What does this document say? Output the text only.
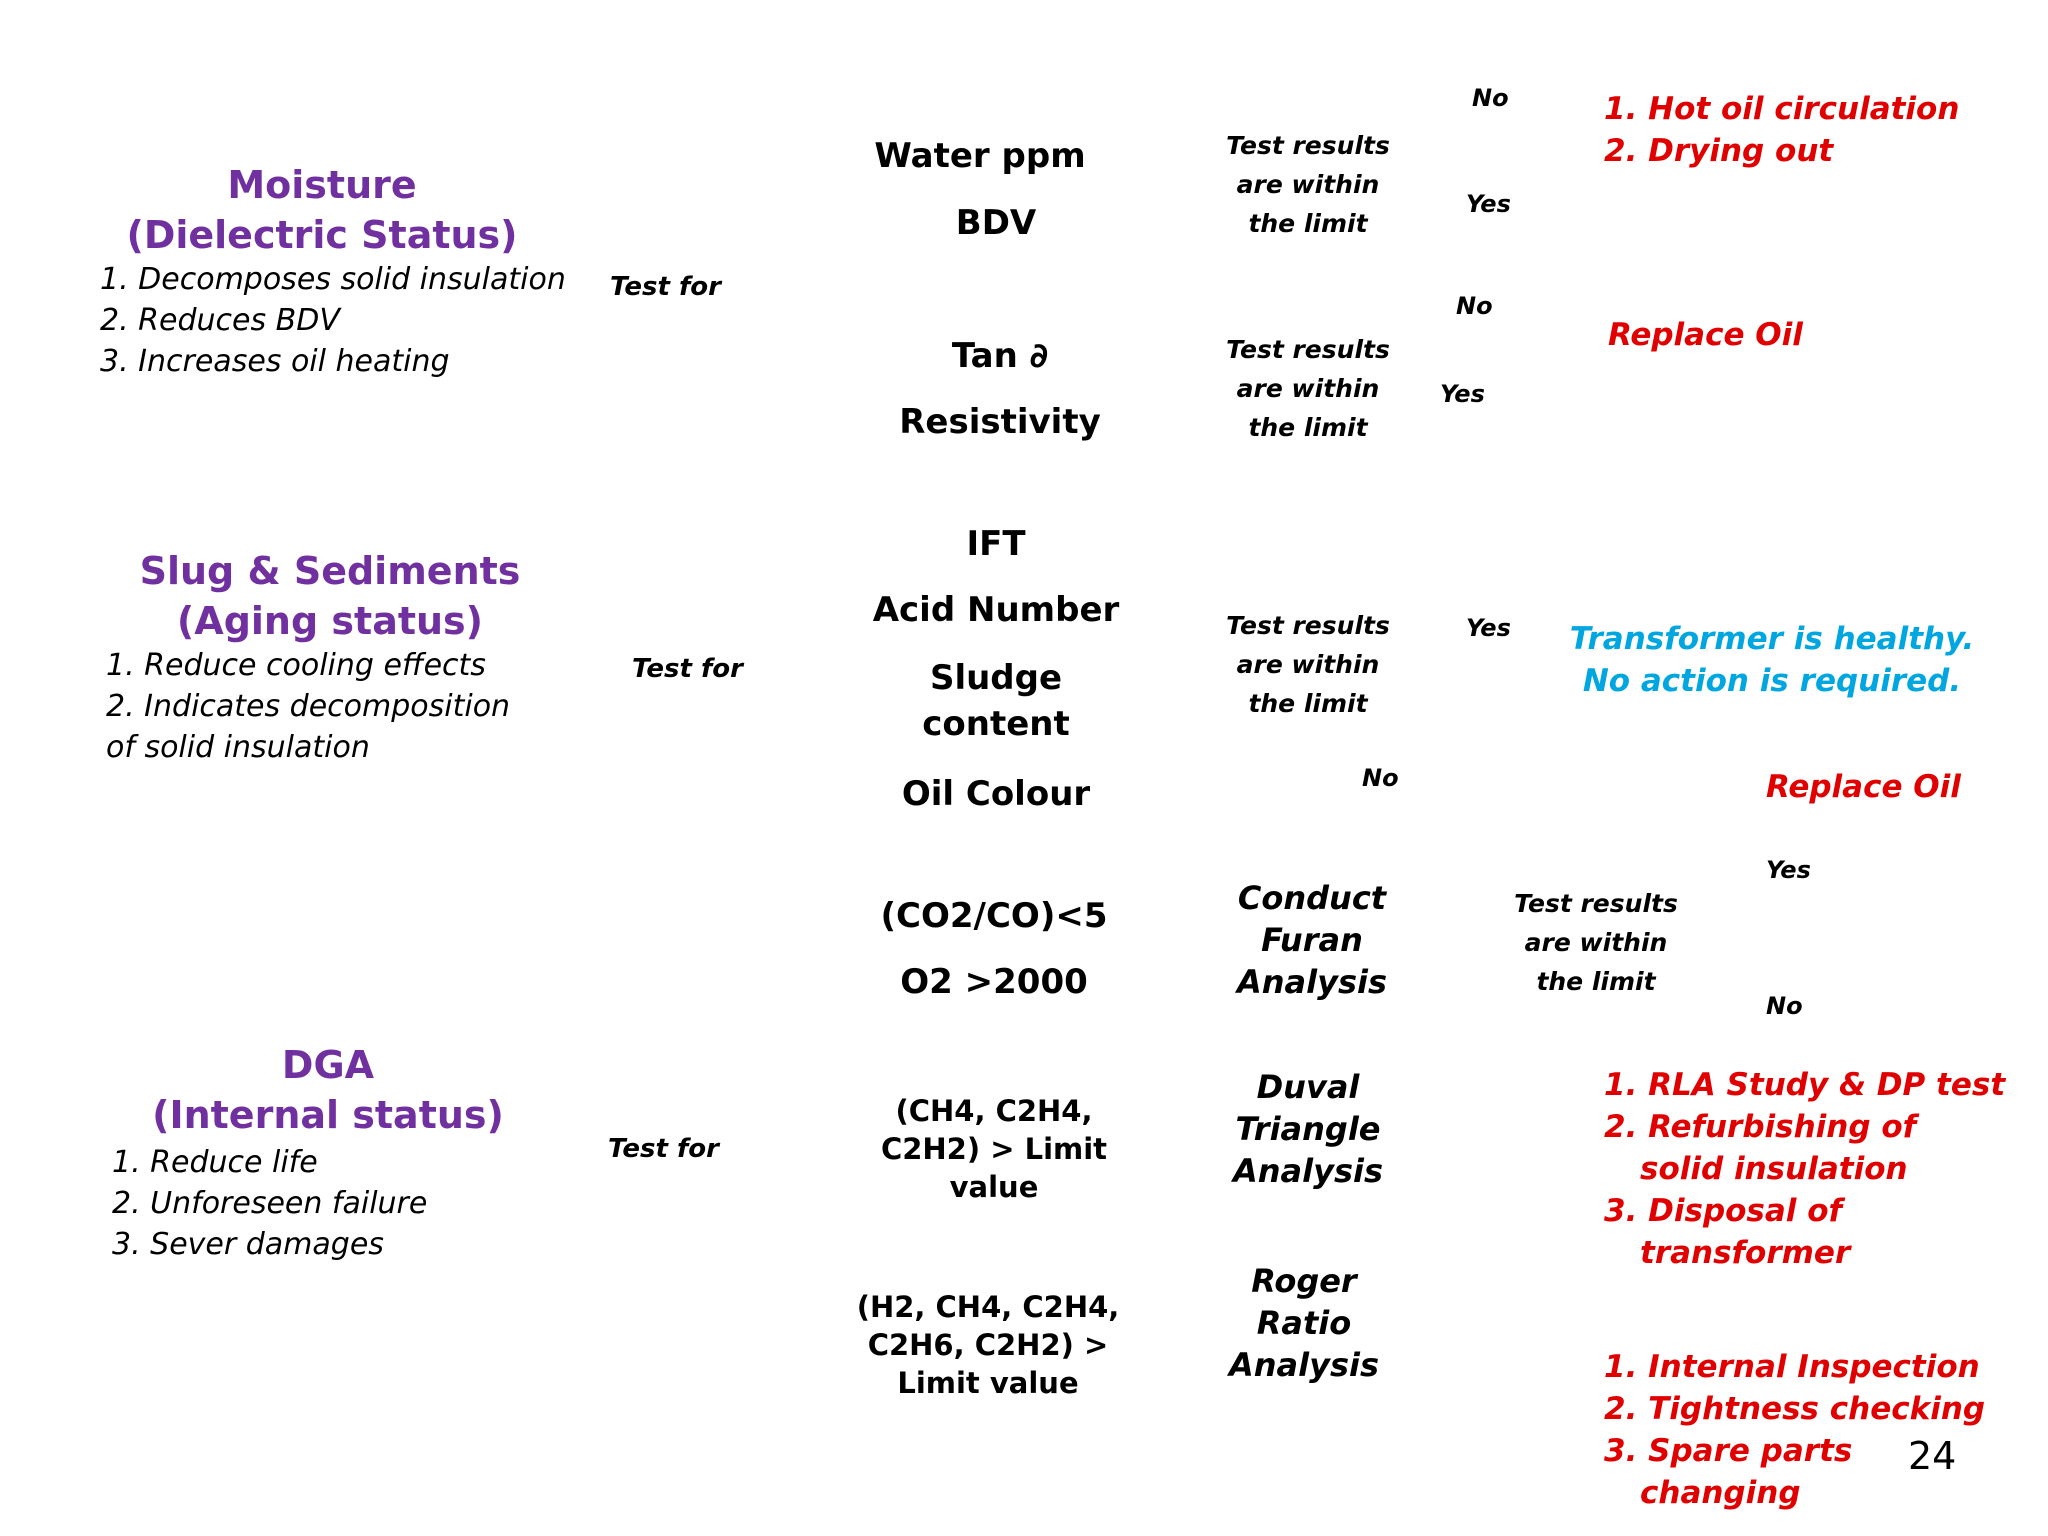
Moisture
(Dielectric Status)
1. Decomposes solid insulation
2. Reduces BDV
3. Increases oil heating
Test for
Slug & Sediments
(Aging status)
1. Reduce cooling effects
2. Indicates decomposition
of solid insulation
Test for
DGA
(Internal status)
1. Reduce life
2. Unforeseen failure
3. Sever damages
Test for
Water ppm
BDV
Tan ∂
Resistivity
IFT
Acid Number
Sludge
content
Oil Colour
(CO2/CO)<5
O2 >2000
(CH4, C2H4,
C2H2) > Limit
value
(H2, CH4, C2H4,
C2H6, C2H2) >
Limit value
Test results
are within
the limit
Test results
are within
the limit
Test results
are within
the limit
Test results
are within
the limit
No
Yes
No
Yes
Yes
No
Yes
No
Conduct
Furan
Analysis
Duval
Triangle
Analysis
Roger
Ratio
Analysis
1. Hot oil circulation
2. Drying out
Replace Oil
Transformer is healthy.
No action is required.
Replace Oil
1. RLA Study & DP test
2. Refurbishing of
solid insulation
3. Disposal of
transformer
1. Internal Inspection
2. Tightness checking
3. Spare parts
changing
24
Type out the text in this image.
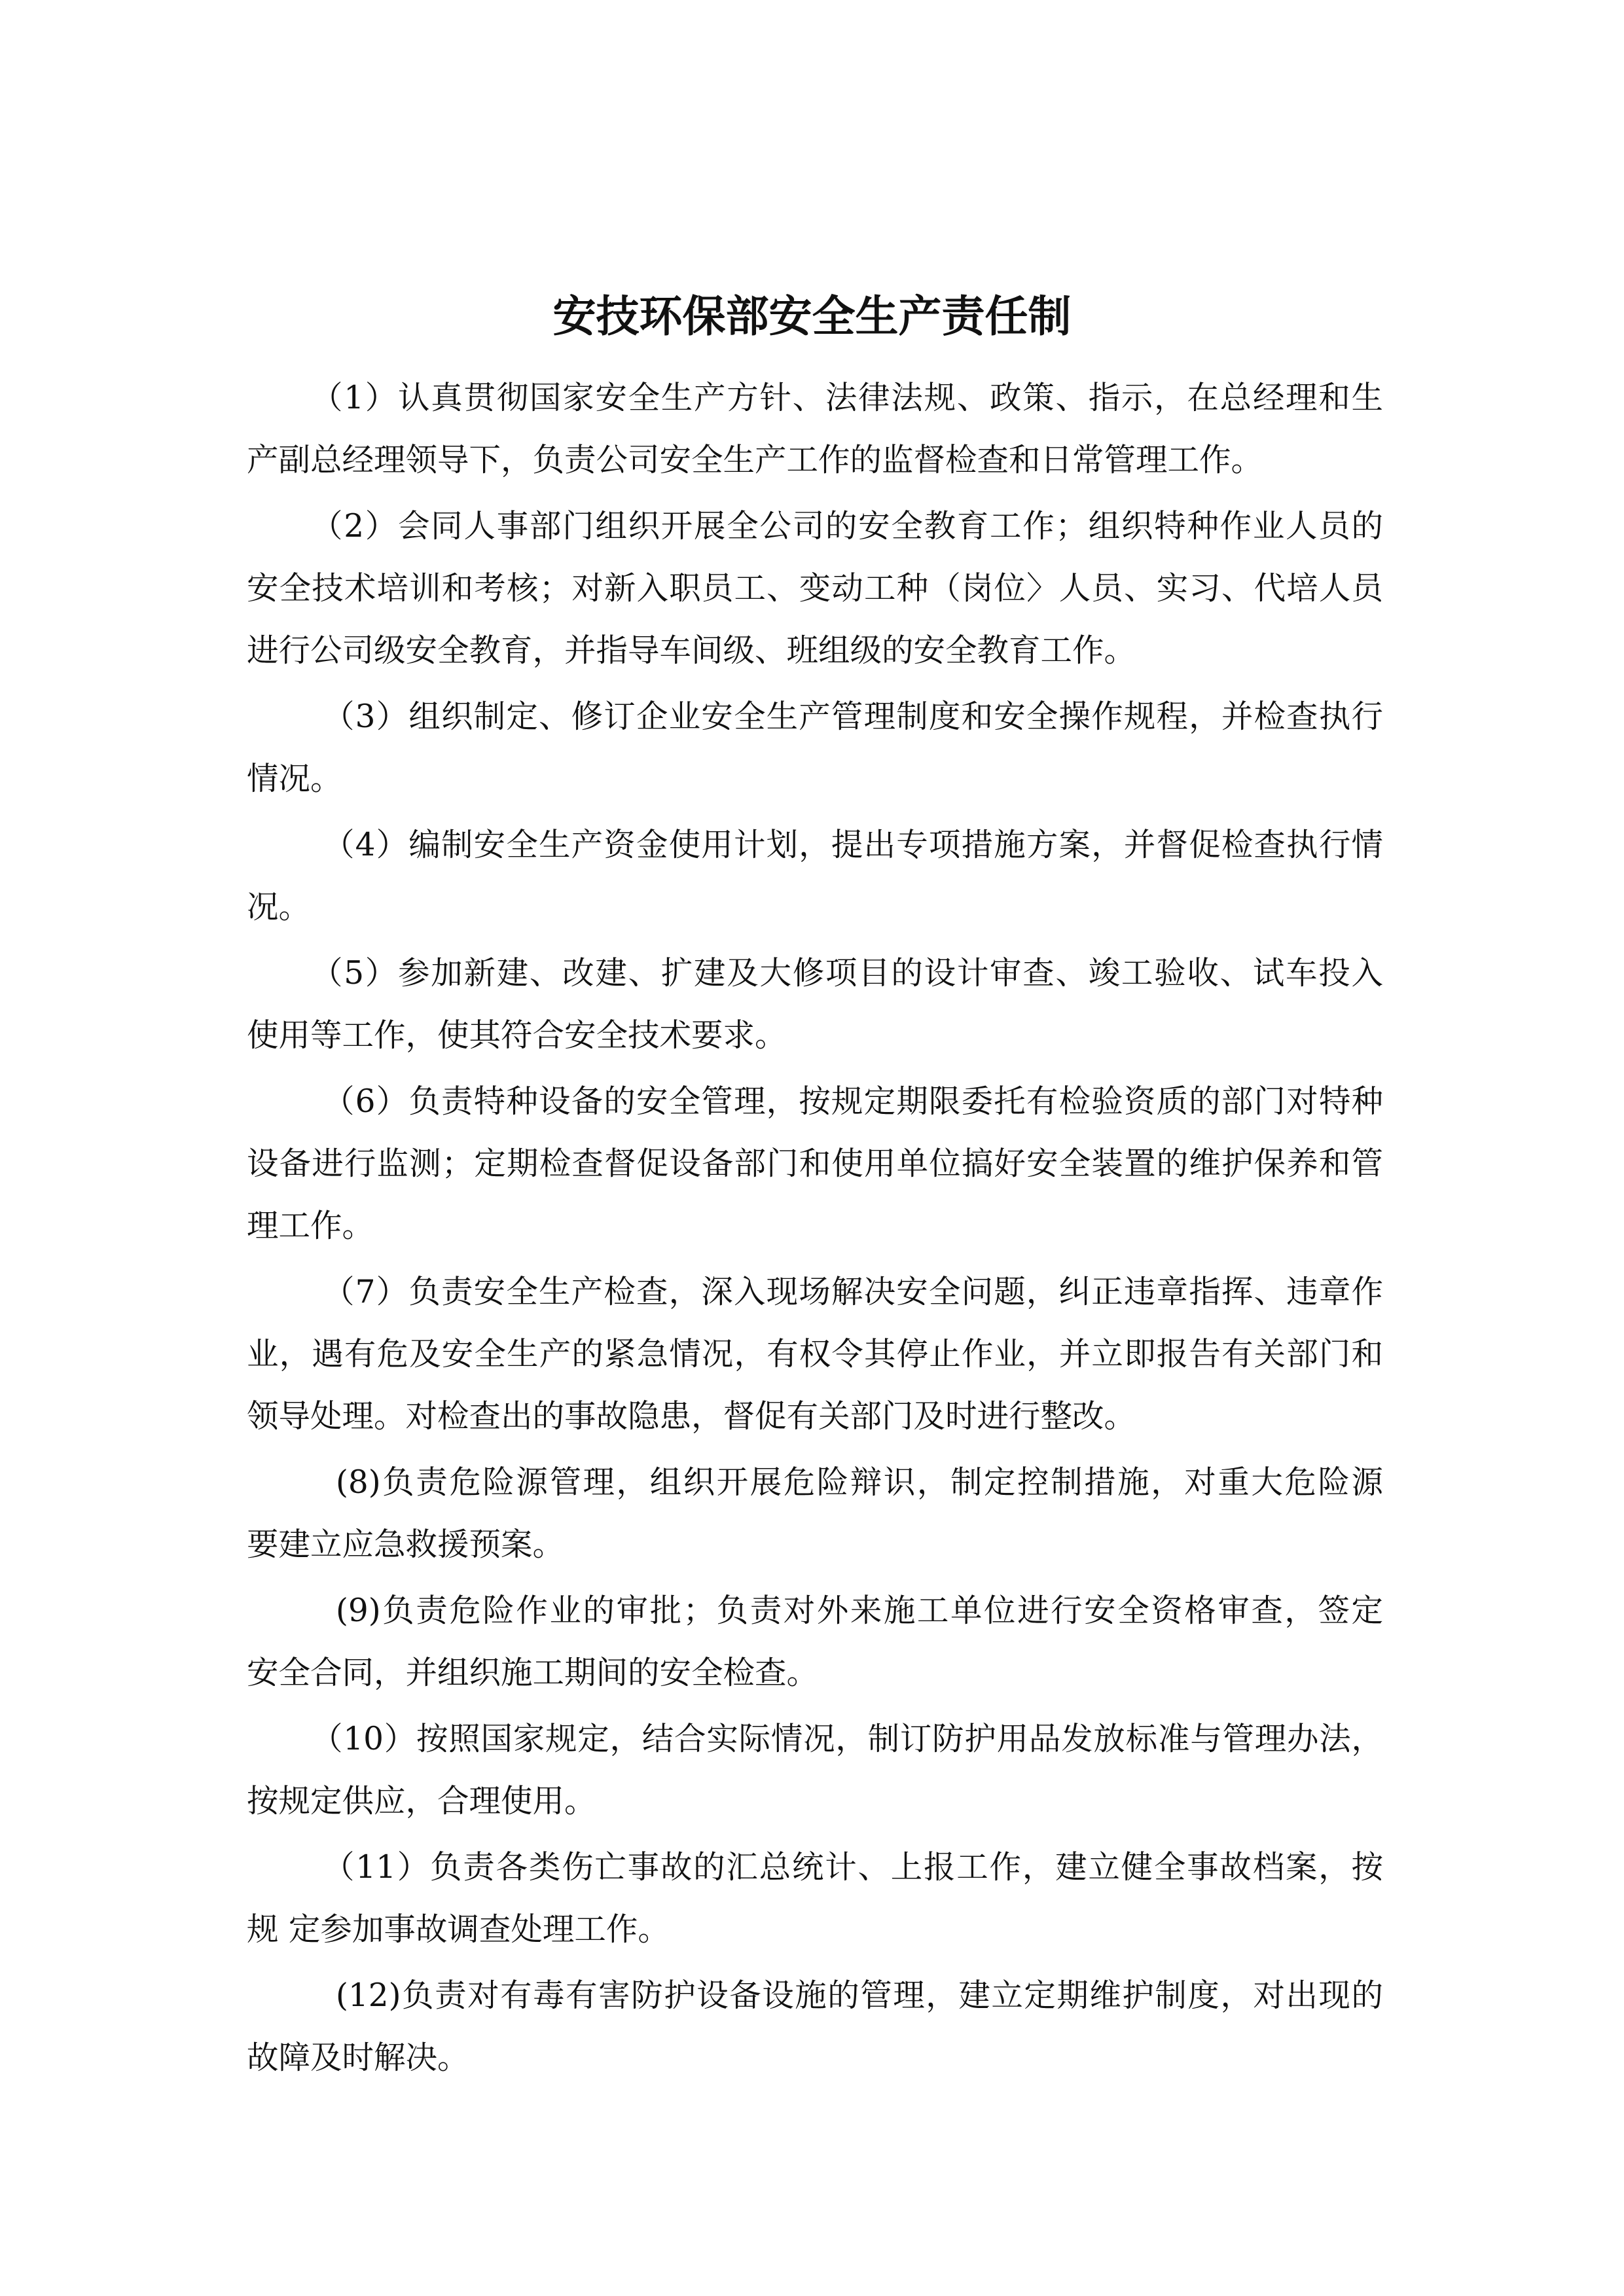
安技环保部安全生产责任制
（1）认真贯彻国家安全生产方针、法律法规、政策、指示，在总经理和生
产副总经理领导下，负责公司安全生产工作的监督检查和日常管理工作。
（2）会同人事部门组织开展全公司的安全教育工作；组织特种作业人员的
安全技术培训和考核；对新入职员工、变动工种（岗位〉人员、实习、代培人员
进行公司级安全教育，并指导车间级、班组级的安全教育工作。
（3）组织制定、修订企业安全生产管理制度和安全操作规程，并检查执行
情况。
（4）编制安全生产资金使用计划，提出专项措施方案，并督促检查执行情
况。
（5）参加新建、改建、扩建及大修项目的设计审查、竣工验收、试车投入
使用等工作，使其符合安全技术要求。
（6）负责特种设备的安全管理，按规定期限委托有检验资质的部门对特种
设备进行监测；定期检查督促设备部门和使用单位搞好安全装置的维护保养和管
理工作。
（7）负责安全生产检查，深入现场解决安全问题，纠正违章指挥、违章作
业，遇有危及安全生产的紧急情况，有权令其停止作业，并立即报告有关部门和
领导处理。对检查出的事故隐患，督促有关部门及时进行整改。
(8)负责危险源管理，组织开展危险辩识，制定控制措施，对重大危险源
要建立应急救援预案。
(9)负责危险作业的审批；负责对外来施工单位进行安全资格审查，签定
安全合同，并组织施工期间的安全检查。
（10）按照国家规定，结合实际情况，制订防护用品发放标准与管理办法，
按规定供应，合理使用。
（11）负责各类伤亡事故的汇总统计、上报工作，建立健全事故档案，按
规 定参加事故调查处理工作。
(12)负责对有毒有害防护设备设施的管理，建立定期维护制度，对出现的
故障及时解决。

What to produce:
The required output is the lines from the one containing "Type out the text in this image." through the end of the records above, reproduced exactly, with no pictures.

Task output:
Type out the text in this image.
安技环保部安全生产责任制
（1）认真贯彻国家安全生产方针、法律法规、政策、指示，在总经理和生
产副总经理领导下，负责公司安全生产工作的监督检查和日常管理工作。
（2）会同人事部门组织开展全公司的安全教育工作；组织特种作业人员的
安全技术培训和考核；对新入职员工、变动工种（岗位〉人员、实习、代培人员
进行公司级安全教育，并指导车间级、班组级的安全教育工作。
（3）组织制定、修订企业安全生产管理制度和安全操作规程，并检查执行
情况。
（4）编制安全生产资金使用计划，提出专项措施方案，并督促检查执行情
况。
（5）参加新建、改建、扩建及大修项目的设计审查、竣工验收、试车投入
使用等工作，使其符合安全技术要求。
（6）负责特种设备的安全管理，按规定期限委托有检验资质的部门对特种
设备进行监测；定期检查督促设备部门和使用单位搞好安全装置的维护保养和管
理工作。
（7）负责安全生产检查，深入现场解决安全问题，纠正违章指挥、违章作
业，遇有危及安全生产的紧急情况，有权令其停止作业，并立即报告有关部门和
领导处理。对检查出的事故隐患，督促有关部门及时进行整改。
(8)负责危险源管理，组织开展危险辩识，制定控制措施，对重大危险源
要建立应急救援预案。
(9)负责危险作业的审批；负责对外来施工单位进行安全资格审查，签定
安全合同，并组织施工期间的安全检查。
（10）按照国家规定，结合实际情况，制订防护用品发放标准与管理办法，
按规定供应，合理使用。
（11）负责各类伤亡事故的汇总统计、上报工作，建立健全事故档案，按
规 定参加事故调查处理工作。
(12)负责对有毒有害防护设备设施的管理，建立定期维护制度，对出现的
故障及时解决。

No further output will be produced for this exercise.